Your tasks:
[1] List each node count, with its node type, that the thread on scaling down a Dgraph cluster gives for the cluster before and after the change.
[2] Extend the forum thread on scaling down a Dgraph cluster, beginning after its final reply.

Passage given:
Begin

Changing replication

What is the official procedure for scaling up/down an existing dgraph cluster ? As an exercise, I’m currently looking at scaling down a dgraph deployment running on kubernetes from 3 zeros and 3 alphas => 1 zero & 1 alpha.

I’ve done this in the past and found myself in a situation where the alpha keeps crashing because it cannot connect to a leader. I did not resolve the issue at the time, just scrapped the volumes and started fresh. But now, I would like some advice on the best method.
Thanks

Hi @paulrostorp, you can use /removeNode?id={id}&group={gid} endpoint available at dgraph zero. More can be found here.

End

Records shown:

Begin

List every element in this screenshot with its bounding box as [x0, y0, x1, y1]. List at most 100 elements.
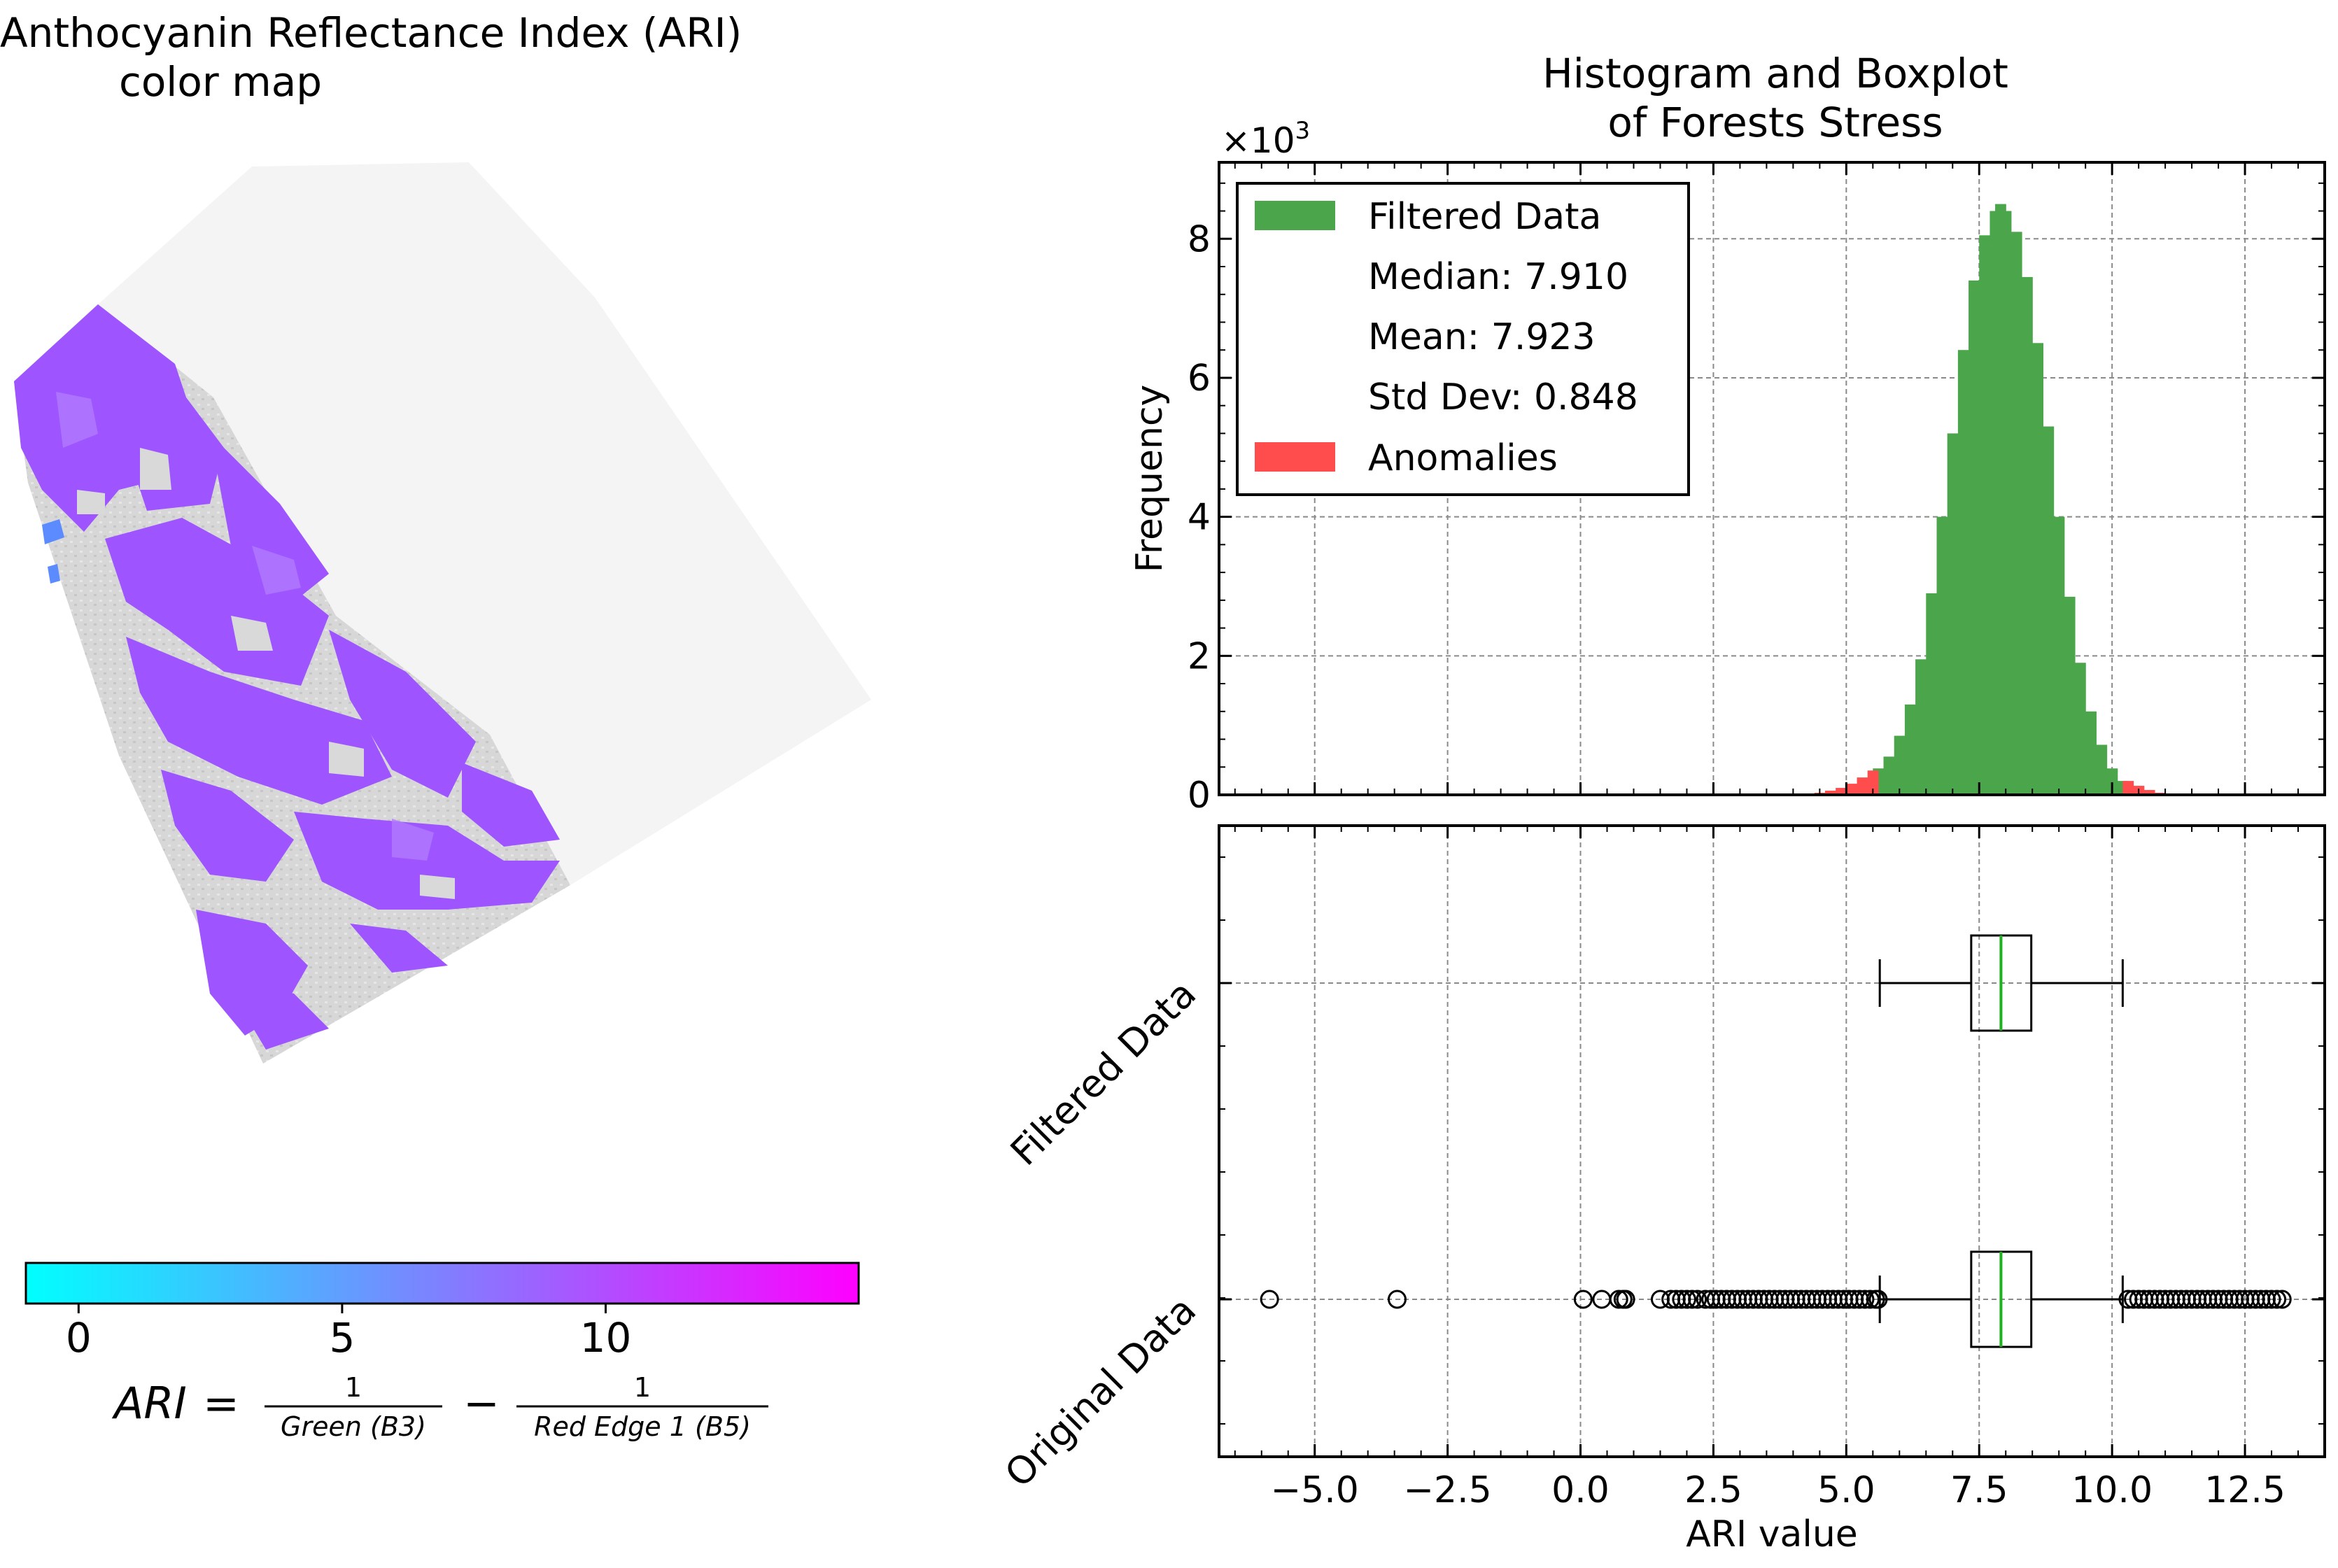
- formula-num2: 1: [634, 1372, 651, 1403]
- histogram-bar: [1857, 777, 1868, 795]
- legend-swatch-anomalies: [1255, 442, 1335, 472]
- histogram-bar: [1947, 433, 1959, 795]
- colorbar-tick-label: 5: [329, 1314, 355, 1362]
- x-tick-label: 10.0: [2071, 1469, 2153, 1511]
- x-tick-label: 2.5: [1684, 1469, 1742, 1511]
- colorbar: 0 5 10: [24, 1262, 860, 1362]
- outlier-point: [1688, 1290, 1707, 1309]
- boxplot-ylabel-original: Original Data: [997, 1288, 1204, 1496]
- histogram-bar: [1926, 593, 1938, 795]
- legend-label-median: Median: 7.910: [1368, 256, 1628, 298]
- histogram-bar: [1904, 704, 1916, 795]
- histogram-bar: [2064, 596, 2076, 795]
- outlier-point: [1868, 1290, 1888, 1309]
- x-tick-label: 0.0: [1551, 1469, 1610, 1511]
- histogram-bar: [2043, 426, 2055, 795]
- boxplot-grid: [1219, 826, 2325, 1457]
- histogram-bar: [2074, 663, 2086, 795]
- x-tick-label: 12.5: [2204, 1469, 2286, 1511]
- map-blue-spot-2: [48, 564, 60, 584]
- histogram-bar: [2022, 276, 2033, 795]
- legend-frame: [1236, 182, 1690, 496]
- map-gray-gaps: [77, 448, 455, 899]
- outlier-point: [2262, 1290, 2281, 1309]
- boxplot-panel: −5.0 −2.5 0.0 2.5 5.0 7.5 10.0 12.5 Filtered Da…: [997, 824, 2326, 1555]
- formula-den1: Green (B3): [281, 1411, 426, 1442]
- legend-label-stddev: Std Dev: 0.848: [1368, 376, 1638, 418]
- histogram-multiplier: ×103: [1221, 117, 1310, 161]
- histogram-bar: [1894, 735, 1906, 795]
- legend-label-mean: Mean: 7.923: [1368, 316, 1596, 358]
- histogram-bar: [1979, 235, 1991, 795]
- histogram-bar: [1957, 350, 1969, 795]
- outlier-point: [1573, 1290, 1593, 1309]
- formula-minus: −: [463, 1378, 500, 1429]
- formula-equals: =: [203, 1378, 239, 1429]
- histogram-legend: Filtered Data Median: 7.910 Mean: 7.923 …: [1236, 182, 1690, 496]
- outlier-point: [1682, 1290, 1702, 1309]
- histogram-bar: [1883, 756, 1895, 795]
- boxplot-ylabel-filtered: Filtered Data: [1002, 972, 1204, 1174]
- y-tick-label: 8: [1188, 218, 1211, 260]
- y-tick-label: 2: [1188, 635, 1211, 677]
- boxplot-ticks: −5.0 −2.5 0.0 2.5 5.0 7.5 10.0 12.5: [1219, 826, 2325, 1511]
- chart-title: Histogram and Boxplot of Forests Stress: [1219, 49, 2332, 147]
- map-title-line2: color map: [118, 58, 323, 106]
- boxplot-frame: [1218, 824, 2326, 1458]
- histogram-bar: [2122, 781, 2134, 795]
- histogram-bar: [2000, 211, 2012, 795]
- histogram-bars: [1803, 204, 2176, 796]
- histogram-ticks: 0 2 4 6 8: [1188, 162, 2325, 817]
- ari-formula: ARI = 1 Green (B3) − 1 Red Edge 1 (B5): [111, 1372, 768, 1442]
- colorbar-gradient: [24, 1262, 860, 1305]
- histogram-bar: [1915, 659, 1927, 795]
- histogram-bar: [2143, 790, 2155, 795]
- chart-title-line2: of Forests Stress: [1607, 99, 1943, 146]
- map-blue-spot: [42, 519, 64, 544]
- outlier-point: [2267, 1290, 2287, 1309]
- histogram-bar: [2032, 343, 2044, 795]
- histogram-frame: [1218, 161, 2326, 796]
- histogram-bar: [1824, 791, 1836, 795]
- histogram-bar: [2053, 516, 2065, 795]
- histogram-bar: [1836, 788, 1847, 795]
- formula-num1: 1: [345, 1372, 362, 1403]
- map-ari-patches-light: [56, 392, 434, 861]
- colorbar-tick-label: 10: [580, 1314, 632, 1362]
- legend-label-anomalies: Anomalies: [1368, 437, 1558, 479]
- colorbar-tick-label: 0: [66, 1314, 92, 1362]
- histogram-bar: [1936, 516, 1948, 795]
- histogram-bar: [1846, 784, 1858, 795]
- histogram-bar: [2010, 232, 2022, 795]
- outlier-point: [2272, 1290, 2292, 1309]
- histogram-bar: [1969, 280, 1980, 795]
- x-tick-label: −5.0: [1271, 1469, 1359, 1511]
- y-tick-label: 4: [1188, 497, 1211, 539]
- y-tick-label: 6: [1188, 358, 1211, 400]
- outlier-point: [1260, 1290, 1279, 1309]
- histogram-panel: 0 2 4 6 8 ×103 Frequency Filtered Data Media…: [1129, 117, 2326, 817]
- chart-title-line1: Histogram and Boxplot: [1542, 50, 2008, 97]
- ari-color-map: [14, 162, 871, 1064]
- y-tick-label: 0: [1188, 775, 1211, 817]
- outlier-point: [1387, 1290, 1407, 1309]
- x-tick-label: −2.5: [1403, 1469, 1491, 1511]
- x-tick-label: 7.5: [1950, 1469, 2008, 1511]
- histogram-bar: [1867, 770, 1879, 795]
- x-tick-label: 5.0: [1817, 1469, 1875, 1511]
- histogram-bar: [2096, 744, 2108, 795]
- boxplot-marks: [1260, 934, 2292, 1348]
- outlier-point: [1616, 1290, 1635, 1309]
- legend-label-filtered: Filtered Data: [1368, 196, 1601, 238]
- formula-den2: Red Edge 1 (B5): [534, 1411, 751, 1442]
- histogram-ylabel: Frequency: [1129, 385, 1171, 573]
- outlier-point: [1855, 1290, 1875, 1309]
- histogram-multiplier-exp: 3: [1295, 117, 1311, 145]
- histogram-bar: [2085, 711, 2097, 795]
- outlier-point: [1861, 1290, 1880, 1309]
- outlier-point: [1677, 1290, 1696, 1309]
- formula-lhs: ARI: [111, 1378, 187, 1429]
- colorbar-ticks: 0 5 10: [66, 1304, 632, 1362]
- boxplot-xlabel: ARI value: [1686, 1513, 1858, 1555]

End
Begin

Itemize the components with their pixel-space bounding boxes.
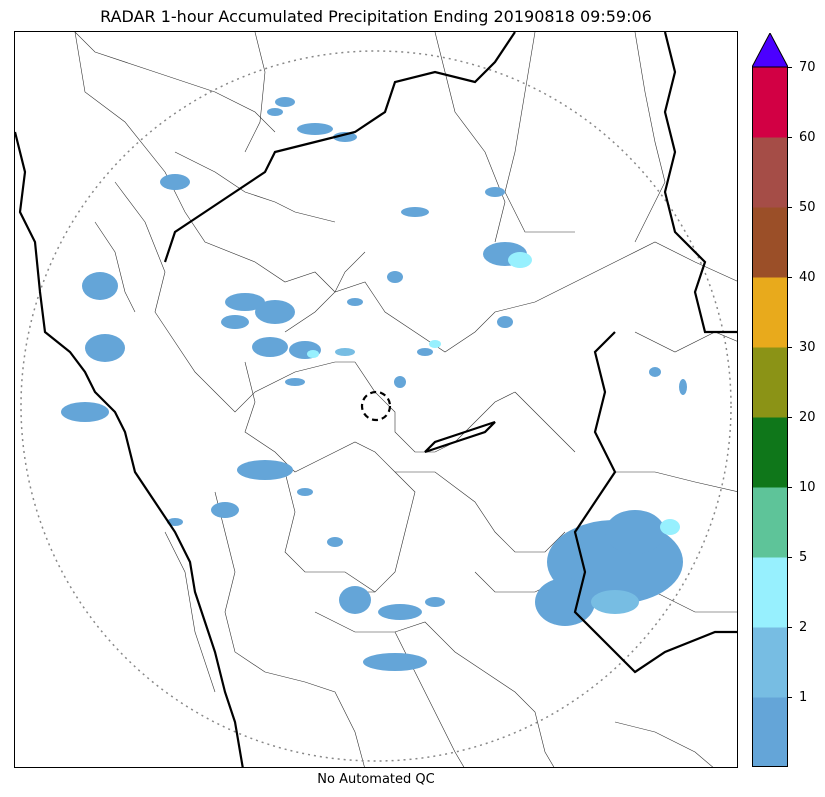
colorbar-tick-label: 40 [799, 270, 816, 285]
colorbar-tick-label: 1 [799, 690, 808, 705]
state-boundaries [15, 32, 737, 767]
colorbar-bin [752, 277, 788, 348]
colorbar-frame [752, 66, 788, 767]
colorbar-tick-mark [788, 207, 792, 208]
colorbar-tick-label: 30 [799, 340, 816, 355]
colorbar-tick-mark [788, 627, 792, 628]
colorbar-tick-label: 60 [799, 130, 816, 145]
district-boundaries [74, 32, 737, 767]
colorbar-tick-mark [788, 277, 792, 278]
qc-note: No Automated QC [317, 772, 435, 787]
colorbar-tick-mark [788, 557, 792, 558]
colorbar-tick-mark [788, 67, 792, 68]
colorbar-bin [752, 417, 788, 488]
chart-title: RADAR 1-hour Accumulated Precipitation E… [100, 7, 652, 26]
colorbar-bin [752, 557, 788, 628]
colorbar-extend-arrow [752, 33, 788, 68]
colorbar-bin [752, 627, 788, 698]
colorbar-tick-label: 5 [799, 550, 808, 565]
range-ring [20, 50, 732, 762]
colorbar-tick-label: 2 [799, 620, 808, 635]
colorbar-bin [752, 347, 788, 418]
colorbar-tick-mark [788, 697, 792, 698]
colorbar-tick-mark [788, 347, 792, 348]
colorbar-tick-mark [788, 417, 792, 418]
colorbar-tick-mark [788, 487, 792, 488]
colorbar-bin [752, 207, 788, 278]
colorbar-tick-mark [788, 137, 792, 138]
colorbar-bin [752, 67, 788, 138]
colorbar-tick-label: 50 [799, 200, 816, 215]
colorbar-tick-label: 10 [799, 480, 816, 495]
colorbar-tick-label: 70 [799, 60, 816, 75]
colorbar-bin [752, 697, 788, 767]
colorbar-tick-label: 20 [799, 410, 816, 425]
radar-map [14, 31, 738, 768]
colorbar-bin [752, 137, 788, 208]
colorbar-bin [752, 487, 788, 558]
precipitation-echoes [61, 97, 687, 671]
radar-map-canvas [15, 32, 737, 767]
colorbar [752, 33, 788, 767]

End
Begin

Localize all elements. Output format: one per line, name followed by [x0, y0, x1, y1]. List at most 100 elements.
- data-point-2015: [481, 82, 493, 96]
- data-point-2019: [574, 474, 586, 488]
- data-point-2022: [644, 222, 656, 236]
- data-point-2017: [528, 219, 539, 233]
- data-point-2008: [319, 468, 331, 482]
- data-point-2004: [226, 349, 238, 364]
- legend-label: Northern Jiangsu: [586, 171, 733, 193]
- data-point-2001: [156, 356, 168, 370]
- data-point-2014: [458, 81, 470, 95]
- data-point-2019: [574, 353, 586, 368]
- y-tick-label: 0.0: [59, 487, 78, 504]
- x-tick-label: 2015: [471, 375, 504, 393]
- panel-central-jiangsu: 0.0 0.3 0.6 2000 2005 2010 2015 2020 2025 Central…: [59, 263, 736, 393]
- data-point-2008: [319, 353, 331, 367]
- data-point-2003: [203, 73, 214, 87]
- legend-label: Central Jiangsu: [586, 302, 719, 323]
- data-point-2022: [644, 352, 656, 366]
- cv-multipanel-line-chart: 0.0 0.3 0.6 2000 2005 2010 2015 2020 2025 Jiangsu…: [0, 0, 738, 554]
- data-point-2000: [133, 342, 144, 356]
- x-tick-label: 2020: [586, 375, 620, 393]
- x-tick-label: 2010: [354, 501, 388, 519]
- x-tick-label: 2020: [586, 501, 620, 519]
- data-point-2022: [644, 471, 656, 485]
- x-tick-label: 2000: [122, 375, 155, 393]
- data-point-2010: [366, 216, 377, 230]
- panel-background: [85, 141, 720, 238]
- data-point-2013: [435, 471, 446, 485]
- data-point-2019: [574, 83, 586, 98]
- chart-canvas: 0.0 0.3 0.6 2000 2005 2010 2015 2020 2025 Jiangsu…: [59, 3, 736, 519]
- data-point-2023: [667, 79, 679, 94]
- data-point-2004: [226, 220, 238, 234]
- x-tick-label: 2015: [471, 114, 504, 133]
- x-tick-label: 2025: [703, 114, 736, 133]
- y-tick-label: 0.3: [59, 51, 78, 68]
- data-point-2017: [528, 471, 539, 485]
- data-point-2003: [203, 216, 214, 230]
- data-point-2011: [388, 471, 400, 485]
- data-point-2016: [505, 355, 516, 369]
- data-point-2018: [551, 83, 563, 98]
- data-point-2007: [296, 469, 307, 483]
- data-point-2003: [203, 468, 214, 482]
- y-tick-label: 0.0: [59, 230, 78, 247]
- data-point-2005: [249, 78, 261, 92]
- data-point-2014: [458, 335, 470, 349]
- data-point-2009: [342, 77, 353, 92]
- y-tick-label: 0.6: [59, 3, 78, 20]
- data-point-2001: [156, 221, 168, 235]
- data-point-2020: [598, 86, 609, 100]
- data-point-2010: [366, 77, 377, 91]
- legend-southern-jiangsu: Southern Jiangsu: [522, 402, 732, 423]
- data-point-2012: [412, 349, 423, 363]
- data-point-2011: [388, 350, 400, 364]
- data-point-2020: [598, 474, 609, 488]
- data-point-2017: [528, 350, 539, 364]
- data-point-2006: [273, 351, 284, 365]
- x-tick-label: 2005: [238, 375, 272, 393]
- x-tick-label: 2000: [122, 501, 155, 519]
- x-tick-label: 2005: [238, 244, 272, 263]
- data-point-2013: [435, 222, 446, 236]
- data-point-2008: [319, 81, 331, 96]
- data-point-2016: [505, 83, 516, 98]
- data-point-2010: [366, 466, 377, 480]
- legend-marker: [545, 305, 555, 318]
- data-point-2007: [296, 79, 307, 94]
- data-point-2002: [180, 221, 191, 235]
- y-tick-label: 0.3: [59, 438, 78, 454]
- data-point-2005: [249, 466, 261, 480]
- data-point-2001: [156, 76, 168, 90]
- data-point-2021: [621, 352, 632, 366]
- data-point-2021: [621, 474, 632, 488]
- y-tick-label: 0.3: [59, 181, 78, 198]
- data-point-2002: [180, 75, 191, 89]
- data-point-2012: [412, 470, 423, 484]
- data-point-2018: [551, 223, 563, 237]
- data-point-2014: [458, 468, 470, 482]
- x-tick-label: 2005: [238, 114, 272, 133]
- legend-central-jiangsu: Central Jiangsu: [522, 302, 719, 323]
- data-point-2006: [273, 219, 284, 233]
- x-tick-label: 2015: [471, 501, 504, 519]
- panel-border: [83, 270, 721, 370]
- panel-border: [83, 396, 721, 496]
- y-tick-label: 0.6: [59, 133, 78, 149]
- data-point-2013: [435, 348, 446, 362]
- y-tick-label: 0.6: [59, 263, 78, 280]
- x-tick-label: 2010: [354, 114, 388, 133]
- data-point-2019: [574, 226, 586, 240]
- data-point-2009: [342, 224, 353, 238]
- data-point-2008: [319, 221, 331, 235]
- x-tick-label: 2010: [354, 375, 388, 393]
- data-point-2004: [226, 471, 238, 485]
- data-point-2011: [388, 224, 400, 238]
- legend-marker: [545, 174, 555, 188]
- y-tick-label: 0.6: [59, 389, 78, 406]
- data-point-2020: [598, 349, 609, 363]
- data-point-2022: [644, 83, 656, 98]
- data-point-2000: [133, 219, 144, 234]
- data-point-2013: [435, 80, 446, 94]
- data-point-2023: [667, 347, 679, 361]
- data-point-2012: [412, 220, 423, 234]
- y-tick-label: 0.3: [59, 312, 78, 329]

End

Answers to the exercise:
[1] 3 zeros, 3 alphas, 1 zero, 1 alpha

[2]
Hi @aman-bansal I tried this and now I’m dealing with context deadline exceeded errors on any query

I think it might be due to the fact that my alpha is not a leader:
/state

{
  "counter": "8981",
  "groups": {
    "1": {
      "members": {
        "1": {
          "id": "1",
          "groupId": 1,
          "addr": "dgraph-alpha-0.dgraph-alpha.starcards.svc.cluster.local:7080",
          "lastUpdate": "1601898387"
        }
      },
      "tablets": {
  [...]
   }
  },
  "zeros": {
    "1": {
      "id": "1",
      "addr": "dgraph-zero-0.dgraph-zero.starcards.svc.cluster.local:5080",
      "leader": true
    }
  },
  "maxLeaseId": "180000",
  "maxTxnTs": "2680000",
  "maxRaftId": "3",
  "removed": [
    {
      "id": "2",
      "addr": "dgraph-zero-1.dgraph-zero.starcards.svc.cluster.local:5080"
    },
    {
      "id": "3",
      "addr": "dgraph-zero-2.dgraph-zero.starcards.svc.cluster.local:5080"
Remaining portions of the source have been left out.